TASK TO COMPLETE
Identify every line in the records below that contains the word "Investing", and reproduce each one.

[A run of records]
┌──
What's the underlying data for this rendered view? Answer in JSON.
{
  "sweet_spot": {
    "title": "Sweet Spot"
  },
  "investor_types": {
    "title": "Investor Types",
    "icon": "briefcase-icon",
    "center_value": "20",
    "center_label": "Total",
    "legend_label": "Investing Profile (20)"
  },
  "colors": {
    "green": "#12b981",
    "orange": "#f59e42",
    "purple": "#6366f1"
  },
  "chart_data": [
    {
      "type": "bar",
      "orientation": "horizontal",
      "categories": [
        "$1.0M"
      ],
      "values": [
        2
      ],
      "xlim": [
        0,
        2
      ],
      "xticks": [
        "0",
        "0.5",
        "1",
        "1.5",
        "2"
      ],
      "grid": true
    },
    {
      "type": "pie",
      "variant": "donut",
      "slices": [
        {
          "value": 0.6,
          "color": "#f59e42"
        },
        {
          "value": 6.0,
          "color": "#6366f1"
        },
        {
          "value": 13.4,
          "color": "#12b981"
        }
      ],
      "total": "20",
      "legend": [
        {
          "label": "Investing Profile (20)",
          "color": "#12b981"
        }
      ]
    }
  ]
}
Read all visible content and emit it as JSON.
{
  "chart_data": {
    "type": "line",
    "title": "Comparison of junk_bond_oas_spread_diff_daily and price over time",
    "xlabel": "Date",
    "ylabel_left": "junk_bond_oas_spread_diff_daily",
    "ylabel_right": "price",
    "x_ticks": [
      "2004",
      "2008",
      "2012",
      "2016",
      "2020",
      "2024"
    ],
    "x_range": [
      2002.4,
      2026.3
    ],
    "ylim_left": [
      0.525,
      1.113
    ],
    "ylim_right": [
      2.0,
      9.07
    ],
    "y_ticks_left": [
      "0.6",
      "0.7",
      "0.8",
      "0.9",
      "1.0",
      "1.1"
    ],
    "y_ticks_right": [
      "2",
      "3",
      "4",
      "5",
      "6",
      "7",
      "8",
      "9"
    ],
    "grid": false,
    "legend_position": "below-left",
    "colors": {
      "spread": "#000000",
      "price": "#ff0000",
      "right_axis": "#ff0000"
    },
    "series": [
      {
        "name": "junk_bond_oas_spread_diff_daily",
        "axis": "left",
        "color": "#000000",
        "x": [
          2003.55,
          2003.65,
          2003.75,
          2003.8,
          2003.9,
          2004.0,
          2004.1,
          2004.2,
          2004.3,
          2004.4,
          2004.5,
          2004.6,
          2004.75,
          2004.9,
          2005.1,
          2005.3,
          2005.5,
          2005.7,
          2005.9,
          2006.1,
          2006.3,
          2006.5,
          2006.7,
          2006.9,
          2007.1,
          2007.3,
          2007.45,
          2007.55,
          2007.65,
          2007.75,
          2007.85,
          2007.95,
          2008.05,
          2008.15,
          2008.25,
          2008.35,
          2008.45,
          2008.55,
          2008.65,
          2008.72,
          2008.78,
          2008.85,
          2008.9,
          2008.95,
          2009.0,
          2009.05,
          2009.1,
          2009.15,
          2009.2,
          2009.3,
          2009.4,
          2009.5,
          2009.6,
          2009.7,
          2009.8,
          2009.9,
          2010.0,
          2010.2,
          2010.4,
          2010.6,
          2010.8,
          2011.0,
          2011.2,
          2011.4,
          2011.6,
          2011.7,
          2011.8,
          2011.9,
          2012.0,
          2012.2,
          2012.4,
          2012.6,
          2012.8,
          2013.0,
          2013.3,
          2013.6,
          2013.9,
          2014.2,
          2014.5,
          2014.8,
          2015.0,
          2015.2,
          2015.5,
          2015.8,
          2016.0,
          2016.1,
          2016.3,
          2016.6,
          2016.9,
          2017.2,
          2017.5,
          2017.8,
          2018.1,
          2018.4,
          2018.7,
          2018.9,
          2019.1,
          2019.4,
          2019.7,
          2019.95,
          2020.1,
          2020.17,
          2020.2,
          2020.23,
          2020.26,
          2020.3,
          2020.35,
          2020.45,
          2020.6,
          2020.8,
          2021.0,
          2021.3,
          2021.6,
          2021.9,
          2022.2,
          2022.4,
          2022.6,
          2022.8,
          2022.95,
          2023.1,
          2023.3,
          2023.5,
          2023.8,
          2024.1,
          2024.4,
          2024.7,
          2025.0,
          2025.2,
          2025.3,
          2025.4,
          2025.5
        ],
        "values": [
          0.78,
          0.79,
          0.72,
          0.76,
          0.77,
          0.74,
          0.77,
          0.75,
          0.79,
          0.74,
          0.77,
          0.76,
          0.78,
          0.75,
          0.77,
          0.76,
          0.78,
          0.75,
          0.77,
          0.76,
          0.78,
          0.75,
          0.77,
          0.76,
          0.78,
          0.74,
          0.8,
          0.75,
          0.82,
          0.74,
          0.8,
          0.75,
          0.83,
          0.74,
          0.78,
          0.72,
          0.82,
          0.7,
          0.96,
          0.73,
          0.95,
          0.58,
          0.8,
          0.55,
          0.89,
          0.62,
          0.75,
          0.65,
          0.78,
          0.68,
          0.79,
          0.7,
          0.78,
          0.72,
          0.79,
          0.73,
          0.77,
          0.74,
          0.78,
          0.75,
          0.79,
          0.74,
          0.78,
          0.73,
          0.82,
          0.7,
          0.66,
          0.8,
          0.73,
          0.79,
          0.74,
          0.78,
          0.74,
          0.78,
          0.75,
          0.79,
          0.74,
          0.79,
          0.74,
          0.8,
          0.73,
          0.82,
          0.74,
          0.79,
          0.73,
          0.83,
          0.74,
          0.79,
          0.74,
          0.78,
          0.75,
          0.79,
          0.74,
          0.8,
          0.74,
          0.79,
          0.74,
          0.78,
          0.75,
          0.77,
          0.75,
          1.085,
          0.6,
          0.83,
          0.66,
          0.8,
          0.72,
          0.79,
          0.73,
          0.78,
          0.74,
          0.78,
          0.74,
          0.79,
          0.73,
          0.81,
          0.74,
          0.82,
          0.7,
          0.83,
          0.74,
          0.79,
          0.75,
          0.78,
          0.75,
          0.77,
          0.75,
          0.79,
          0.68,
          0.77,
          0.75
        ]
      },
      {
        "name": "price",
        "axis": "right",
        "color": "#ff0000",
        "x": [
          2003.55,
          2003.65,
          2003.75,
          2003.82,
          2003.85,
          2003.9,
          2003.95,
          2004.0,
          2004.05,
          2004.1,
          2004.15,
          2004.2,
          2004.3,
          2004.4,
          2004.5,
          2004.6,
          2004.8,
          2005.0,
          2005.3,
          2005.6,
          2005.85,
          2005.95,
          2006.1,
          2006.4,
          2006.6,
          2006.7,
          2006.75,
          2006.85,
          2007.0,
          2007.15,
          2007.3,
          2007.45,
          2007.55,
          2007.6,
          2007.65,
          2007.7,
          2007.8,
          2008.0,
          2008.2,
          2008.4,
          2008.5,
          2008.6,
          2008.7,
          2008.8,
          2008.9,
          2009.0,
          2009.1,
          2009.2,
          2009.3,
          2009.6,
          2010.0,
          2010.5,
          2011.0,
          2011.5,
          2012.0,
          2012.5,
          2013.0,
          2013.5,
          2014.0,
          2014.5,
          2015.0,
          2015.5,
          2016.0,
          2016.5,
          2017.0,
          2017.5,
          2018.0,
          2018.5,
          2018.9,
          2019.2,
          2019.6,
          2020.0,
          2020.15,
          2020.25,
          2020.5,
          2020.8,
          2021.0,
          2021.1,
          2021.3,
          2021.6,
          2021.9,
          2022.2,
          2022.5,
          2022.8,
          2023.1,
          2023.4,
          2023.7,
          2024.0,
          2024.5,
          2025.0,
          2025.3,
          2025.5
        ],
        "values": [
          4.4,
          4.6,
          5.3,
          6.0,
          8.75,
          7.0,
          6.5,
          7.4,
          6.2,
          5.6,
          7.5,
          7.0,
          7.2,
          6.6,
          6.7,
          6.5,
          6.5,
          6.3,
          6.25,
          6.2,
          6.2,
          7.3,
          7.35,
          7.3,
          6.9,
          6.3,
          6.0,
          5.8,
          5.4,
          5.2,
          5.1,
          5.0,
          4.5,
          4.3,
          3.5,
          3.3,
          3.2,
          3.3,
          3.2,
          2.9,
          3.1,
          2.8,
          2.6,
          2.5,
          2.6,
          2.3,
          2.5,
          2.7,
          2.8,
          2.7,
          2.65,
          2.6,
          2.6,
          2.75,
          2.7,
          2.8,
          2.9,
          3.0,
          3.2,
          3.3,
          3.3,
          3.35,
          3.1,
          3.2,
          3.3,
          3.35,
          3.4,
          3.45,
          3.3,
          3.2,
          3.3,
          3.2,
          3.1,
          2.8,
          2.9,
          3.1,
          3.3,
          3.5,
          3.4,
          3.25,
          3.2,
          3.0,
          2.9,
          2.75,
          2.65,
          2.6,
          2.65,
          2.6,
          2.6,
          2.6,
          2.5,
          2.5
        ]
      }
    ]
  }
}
└──
COMPLETE RESPONSE
    "legend_label": "Investing Profile (20)"
          "label": "Investing Profile (20)",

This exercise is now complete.